**Dataset entries on figures**
*-*-*

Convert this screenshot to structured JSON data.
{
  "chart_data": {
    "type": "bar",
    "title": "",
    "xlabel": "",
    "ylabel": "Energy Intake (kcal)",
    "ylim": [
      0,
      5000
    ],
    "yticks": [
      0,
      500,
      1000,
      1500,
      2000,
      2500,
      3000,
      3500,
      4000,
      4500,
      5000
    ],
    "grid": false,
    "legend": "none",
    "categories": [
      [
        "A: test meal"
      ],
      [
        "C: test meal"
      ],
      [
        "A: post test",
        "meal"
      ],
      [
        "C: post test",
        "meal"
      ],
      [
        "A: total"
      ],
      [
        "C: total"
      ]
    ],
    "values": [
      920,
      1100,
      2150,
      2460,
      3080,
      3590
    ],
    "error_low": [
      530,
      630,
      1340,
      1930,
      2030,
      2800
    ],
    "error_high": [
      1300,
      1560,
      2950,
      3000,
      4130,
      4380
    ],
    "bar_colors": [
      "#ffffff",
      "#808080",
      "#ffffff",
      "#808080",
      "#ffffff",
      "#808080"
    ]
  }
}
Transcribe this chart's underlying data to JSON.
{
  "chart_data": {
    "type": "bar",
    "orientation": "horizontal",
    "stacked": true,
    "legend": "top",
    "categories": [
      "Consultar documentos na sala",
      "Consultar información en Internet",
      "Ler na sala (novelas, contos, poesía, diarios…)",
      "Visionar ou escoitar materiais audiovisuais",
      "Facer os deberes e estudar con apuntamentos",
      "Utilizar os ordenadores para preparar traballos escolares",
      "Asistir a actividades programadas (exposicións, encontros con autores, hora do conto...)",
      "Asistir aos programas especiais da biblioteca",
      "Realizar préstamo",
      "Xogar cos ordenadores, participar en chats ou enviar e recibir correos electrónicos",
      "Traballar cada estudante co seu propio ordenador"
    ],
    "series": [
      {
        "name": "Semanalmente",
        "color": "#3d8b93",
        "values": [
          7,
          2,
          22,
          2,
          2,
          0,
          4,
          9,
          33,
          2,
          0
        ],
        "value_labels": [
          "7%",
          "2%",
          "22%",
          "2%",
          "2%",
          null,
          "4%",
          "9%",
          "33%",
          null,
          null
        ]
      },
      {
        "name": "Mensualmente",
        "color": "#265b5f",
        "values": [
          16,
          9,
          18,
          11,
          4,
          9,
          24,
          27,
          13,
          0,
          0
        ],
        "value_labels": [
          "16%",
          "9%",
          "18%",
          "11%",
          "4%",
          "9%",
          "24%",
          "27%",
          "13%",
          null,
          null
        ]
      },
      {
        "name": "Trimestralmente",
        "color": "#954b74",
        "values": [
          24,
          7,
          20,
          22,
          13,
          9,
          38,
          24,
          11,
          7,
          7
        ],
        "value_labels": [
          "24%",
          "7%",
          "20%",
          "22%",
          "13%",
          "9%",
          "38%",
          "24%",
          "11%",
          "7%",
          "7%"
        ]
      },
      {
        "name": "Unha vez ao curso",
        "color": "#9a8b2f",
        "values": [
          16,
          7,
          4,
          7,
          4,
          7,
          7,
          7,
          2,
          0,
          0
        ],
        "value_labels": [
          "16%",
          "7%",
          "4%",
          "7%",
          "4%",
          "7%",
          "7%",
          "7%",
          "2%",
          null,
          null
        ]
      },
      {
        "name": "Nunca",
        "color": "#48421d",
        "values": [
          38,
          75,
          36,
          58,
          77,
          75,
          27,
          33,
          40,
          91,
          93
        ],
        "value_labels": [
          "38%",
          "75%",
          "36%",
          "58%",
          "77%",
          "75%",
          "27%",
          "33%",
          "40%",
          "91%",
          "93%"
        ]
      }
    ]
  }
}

*-*-*

**Requirement**
Select and copy every line of the listing with the word "name".

**Output**
        "name": "Semanalmente",
        "name": "Mensualmente",
        "name": "Trimestralmente",
        "name": "Unha vez ao curso",
        "name": "Nunca",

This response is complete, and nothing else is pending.